-- START DATA SUPPLIED --
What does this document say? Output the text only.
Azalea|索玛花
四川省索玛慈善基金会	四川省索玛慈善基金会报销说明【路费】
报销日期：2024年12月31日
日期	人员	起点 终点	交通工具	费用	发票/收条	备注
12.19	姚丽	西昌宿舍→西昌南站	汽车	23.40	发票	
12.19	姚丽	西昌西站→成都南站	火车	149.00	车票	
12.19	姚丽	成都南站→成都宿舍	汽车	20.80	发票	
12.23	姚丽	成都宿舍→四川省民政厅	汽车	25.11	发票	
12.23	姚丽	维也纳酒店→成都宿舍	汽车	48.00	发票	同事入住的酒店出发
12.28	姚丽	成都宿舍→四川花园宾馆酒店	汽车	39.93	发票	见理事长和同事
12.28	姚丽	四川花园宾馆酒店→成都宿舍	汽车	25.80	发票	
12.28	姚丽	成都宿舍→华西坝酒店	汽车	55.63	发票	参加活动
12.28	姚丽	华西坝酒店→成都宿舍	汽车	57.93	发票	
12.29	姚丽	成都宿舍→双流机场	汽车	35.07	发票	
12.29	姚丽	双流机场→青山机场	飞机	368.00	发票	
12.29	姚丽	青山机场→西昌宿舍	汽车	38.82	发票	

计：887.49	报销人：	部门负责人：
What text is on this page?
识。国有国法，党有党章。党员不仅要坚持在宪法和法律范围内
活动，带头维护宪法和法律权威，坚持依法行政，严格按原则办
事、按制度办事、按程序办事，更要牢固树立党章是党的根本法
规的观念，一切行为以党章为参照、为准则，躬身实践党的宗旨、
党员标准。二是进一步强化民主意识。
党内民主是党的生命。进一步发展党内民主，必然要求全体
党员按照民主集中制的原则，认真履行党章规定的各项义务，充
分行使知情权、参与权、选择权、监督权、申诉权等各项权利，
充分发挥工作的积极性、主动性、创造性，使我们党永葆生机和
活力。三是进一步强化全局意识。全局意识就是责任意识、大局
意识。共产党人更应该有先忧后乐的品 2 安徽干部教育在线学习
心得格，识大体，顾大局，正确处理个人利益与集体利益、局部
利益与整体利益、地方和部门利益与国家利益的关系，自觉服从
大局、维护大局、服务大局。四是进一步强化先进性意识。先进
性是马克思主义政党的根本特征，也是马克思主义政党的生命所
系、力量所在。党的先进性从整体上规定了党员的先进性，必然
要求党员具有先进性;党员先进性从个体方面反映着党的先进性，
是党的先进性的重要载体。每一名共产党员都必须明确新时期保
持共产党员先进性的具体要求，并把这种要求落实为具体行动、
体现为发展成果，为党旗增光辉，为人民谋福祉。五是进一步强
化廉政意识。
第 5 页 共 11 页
-- END DATA SUPPLIED --
Reproduce the listing above verbatim, from first line to last.

What does this document say? Output the text only.
Azalea|索玛花
四川省索玛慈善基金会	四川省索玛慈善基金会报销说明【路费】
报销日期：2024年12月31日
日期	人员	起点 终点	交通工具	费用	发票/收条	备注
12.19	姚丽	西昌宿舍→西昌南站	汽车	23.40	发票	
12.19	姚丽	西昌西站→成都南站	火车	149.00	车票	
12.19	姚丽	成都南站→成都宿舍	汽车	20.80	发票	
12.23	姚丽	成都宿舍→四川省民政厅	汽车	25.11	发票	
12.23	姚丽	维也纳酒店→成都宿舍	汽车	48.00	发票	同事入住的酒店出发
12.28	姚丽	成都宿舍→四川花园宾馆酒店	汽车	39.93	发票	见理事长和同事
12.28	姚丽	四川花园宾馆酒店→成都宿舍	汽车	25.80	发票	
12.28	姚丽	成都宿舍→华西坝酒店	汽车	55.63	发票	参加活动
12.28	姚丽	华西坝酒店→成都宿舍	汽车	57.93	发票	
12.29	姚丽	成都宿舍→双流机场	汽车	35.07	发票	
12.29	姚丽	双流机场→青山机场	飞机	368.00	发票	
12.29	姚丽	青山机场→西昌宿舍	汽车	38.82	发票	

计：887.49	报销人：	部门负责人：
What text is on this page?
识。国有国法，党有党章。党员不仅要坚持在宪法和法律范围内
活动，带头维护宪法和法律权威，坚持依法行政，严格按原则办
事、按制度办事、按程序办事，更要牢固树立党章是党的根本法
规的观念，一切行为以党章为参照、为准则，躬身实践党的宗旨、
党员标准。二是进一步强化民主意识。
党内民主是党的生命。进一步发展党内民主，必然要求全体
党员按照民主集中制的原则，认真履行党章规定的各项义务，充
分行使知情权、参与权、选择权、监督权、申诉权等各项权利，
充分发挥工作的积极性、主动性、创造性，使我们党永葆生机和
活力。三是进一步强化全局意识。全局意识就是责任意识、大局
意识。共产党人更应该有先忧后乐的品 2 安徽干部教育在线学习
心得格，识大体，顾大局，正确处理个人利益与集体利益、局部
利益与整体利益、地方和部门利益与国家利益的关系，自觉服从
大局、维护大局、服务大局。四是进一步强化先进性意识。先进
性是马克思主义政党的根本特征，也是马克思主义政党的生命所
系、力量所在。党的先进性从整体上规定了党员的先进性，必然
要求党员具有先进性;党员先进性从个体方面反映着党的先进性，
是党的先进性的重要载体。每一名共产党员都必须明确新时期保
持共产党员先进性的具体要求，并把这种要求落实为具体行动、
体现为发展成果，为党旗增光辉，为人民谋福祉。五是进一步强
化廉政意识。
第 5 页 共 11 页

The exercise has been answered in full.